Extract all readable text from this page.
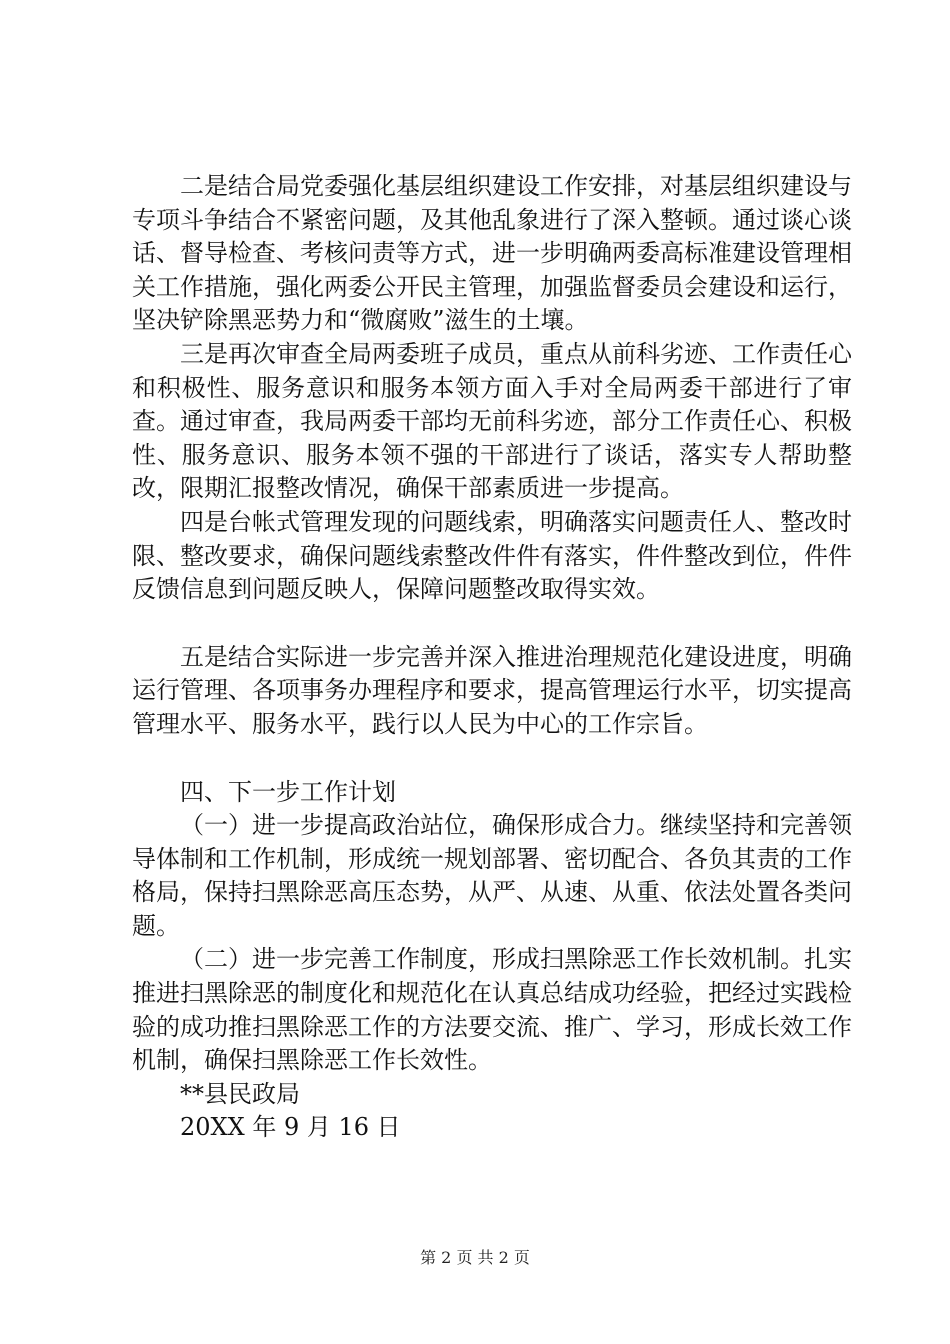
二是结合局党委强化基层组织建设工作安排，对基层组织建设与专项斗争结合不紧密问题，及其他乱象进行了深入整顿。通过谈心谈话、督导检查、考核问责等方式，进一步明确两委高标准建设管理相关工作措施，强化两委公开民主管理，加强监督委员会建设和运行，坚决铲除黑恶势力和“微腐败”滋生的土壤。

三是再次审查全局两委班子成员，重点从前科劣迹、工作责任心和积极性、服务意识和服务本领方面入手对全局两委干部进行了审查。通过审查，我局两委干部均无前科劣迹，部分工作责任心、积极性、服务意识、服务本领不强的干部进行了谈话，落实专人帮助整改，限期汇报整改情况，确保干部素质进一步提高。

四是台帐式管理发现的问题线索，明确落实问题责任人、整改时限、整改要求，确保问题线索整改件件有落实，件件整改到位，件件反馈信息到问题反映人，保障问题整改取得实效。

五是结合实际进一步完善并深入推进治理规范化建设进度，明确运行管理、各项事务办理程序和要求，提高管理运行水平，切实提高管理水平、服务水平，践行以人民为中心的工作宗旨。

四、下一步工作计划

（一）进一步提高政治站位，确保形成合力。继续坚持和完善领导体制和工作机制，形成统一规划部署、密切配合、各负其责的工作格局，保持扫黑除恶高压态势，从严、从速、从重、依法处置各类问题。

（二）进一步完善工作制度，形成扫黑除恶工作长效机制。扎实推进扫黑除恶的制度化和规范化在认真总结成功经验，把经过实践检验的成功推扫黑除恶工作的方法要交流、推广、学习，形成长效工作机制，确保扫黑除恶工作长效性。

**县民政局

20XX 年 9 月 16 日

第 2 页 共 2 页
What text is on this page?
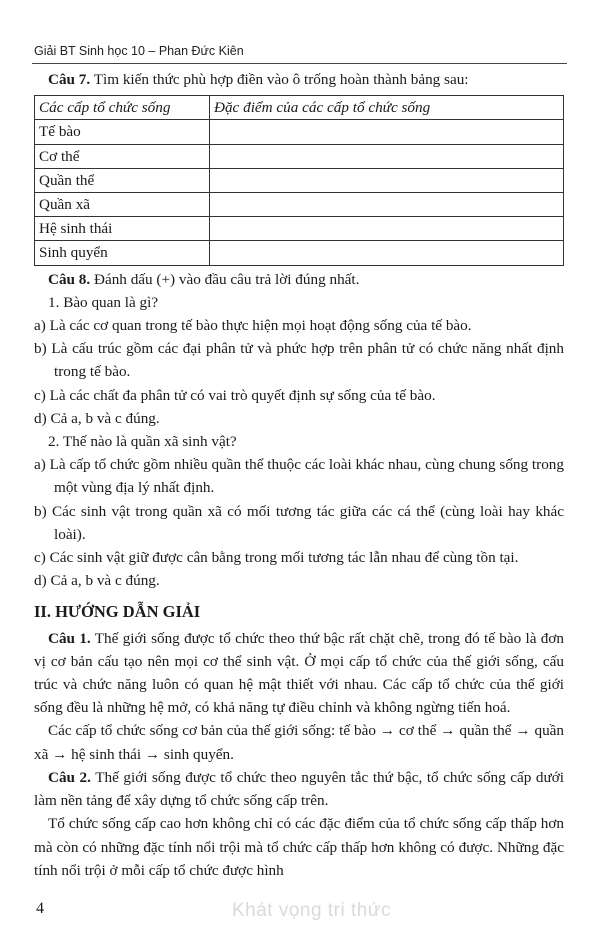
Giải BT Sinh học 10 – Phan Đức Kiên

Câu 7. Tìm kiến thức phù hợp điền vào ô trống hoàn thành bảng sau:

Các cấp tổ chức sống	Đặc điểm của các cấp tổ chức sống
Tế bào	
Cơ thể	
Quần thể	
Quần xã	
Hệ sinh thái	
Sinh quyển	

Câu 8. Đánh dấu (+) vào đầu câu trả lời đúng nhất.

1. Bào quan là gì?

a) Là các cơ quan trong tế bào thực hiện mọi hoạt động sống của tế bào.

b) Là cấu trúc gồm các đại phân tử và phức hợp trên phân tử có chức năng nhất định trong tế bào.

c) Là các chất đa phân tử có vai trò quyết định sự sống của tế bào.

d) Cả a, b và c đúng.

2. Thế nào là quần xã sinh vật?

a) Là cấp tổ chức gồm nhiều quần thể thuộc các loài khác nhau, cùng chung sống trong một vùng địa lý nhất định.

b) Các sinh vật trong quần xã có mối tương tác giữa các cá thể (cùng loài hay khác loài).

c) Các sinh vật giữ được cân bằng trong mối tương tác lẫn nhau để cùng tồn tại.

d) Cả a, b và c đúng.

II. HƯỚNG DẪN GIẢI

Câu 1. Thế giới sống được tổ chức theo thứ bậc rất chặt chẽ, trong đó tế bào là đơn vị cơ bản cấu tạo nên mọi cơ thể sinh vật. Ở mọi cấp tổ chức của thế giới sống, cấu trúc và chức năng luôn có quan hệ mật thiết với nhau. Các cấp tổ chức của thế giới sống đều là những hệ mở, có khả năng tự điều chỉnh và không ngừng tiến hoá.

Các cấp tổ chức sống cơ bản của thế giới sống: tế bào → cơ thể → quần thể → quần xã → hệ sinh thái → sinh quyển.

Câu 2. Thế giới sống được tổ chức theo nguyên tắc thứ bậc, tổ chức sống cấp dưới làm nền tảng để xây dựng tổ chức sống cấp trên.

Tổ chức sống cấp cao hơn không chỉ có các đặc điểm của tổ chức sống cấp thấp hơn mà còn có những đặc tính nổi trội mà tổ chức cấp thấp hơn không có được. Những đặc tính nổi trội ở mỗi cấp tổ chức được hình

4	Khát vọng tri thức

- - -

* Objective: Return to the listing above and set it down exactly, leaving out its pictures.

* Answer to this problem:
Extract all readable text from this page.
二是结合局党委强化基层组织建设工作安排，对基层组织建设与专项斗争结合不紧密问题，及其他乱象进行了深入整顿。通过谈心谈话、督导检查、考核问责等方式，进一步明确两委高标准建设管理相关工作措施，强化两委公开民主管理，加强监督委员会建设和运行，坚决铲除黑恶势力和“微腐败”滋生的土壤。

三是再次审查全局两委班子成员，重点从前科劣迹、工作责任心和积极性、服务意识和服务本领方面入手对全局两委干部进行了审查。通过审查，我局两委干部均无前科劣迹，部分工作责任心、积极性、服务意识、服务本领不强的干部进行了谈话，落实专人帮助整改，限期汇报整改情况，确保干部素质进一步提高。

四是台帐式管理发现的问题线索，明确落实问题责任人、整改时限、整改要求，确保问题线索整改件件有落实，件件整改到位，件件反馈信息到问题反映人，保障问题整改取得实效。

五是结合实际进一步完善并深入推进治理规范化建设进度，明确运行管理、各项事务办理程序和要求，提高管理运行水平，切实提高管理水平、服务水平，践行以人民为中心的工作宗旨。

四、下一步工作计划

（一）进一步提高政治站位，确保形成合力。继续坚持和完善领导体制和工作机制，形成统一规划部署、密切配合、各负其责的工作格局，保持扫黑除恶高压态势，从严、从速、从重、依法处置各类问题。

（二）进一步完善工作制度，形成扫黑除恶工作长效机制。扎实推进扫黑除恶的制度化和规范化在认真总结成功经验，把经过实践检验的成功推扫黑除恶工作的方法要交流、推广、学习，形成长效工作机制，确保扫黑除恶工作长效性。

**县民政局

20XX 年 9 月 16 日

第 2 页 共 2 页
What text is on this page?
Giải BT Sinh học 10 – Phan Đức Kiên

Câu 7. Tìm kiến thức phù hợp điền vào ô trống hoàn thành bảng sau:

Các cấp tổ chức sống	Đặc điểm của các cấp tổ chức sống
Tế bào	
Cơ thể	
Quần thể	
Quần xã	
Hệ sinh thái	
Sinh quyển	

Câu 8. Đánh dấu (+) vào đầu câu trả lời đúng nhất.

1. Bào quan là gì?

a) Là các cơ quan trong tế bào thực hiện mọi hoạt động sống của tế bào.

b) Là cấu trúc gồm các đại phân tử và phức hợp trên phân tử có chức năng nhất định trong tế bào.

c) Là các chất đa phân tử có vai trò quyết định sự sống của tế bào.

d) Cả a, b và c đúng.

2. Thế nào là quần xã sinh vật?

a) Là cấp tổ chức gồm nhiều quần thể thuộc các loài khác nhau, cùng chung sống trong một vùng địa lý nhất định.

b) Các sinh vật trong quần xã có mối tương tác giữa các cá thể (cùng loài hay khác loài).

c) Các sinh vật giữ được cân bằng trong mối tương tác lẫn nhau để cùng tồn tại.

d) Cả a, b và c đúng.

II. HƯỚNG DẪN GIẢI

Câu 1. Thế giới sống được tổ chức theo thứ bậc rất chặt chẽ, trong đó tế bào là đơn vị cơ bản cấu tạo nên mọi cơ thể sinh vật. Ở mọi cấp tổ chức của thế giới sống, cấu trúc và chức năng luôn có quan hệ mật thiết với nhau. Các cấp tổ chức của thế giới sống đều là những hệ mở, có khả năng tự điều chỉnh và không ngừng tiến hoá.

Các cấp tổ chức sống cơ bản của thế giới sống: tế bào → cơ thể → quần thể → quần xã → hệ sinh thái → sinh quyển.

Câu 2. Thế giới sống được tổ chức theo nguyên tắc thứ bậc, tổ chức sống cấp dưới làm nền tảng để xây dựng tổ chức sống cấp trên.

Tổ chức sống cấp cao hơn không chỉ có các đặc điểm của tổ chức sống cấp thấp hơn mà còn có những đặc tính nổi trội mà tổ chức cấp thấp hơn không có được. Những đặc tính nổi trội ở mỗi cấp tổ chức được hình

4	Khát vọng tri thức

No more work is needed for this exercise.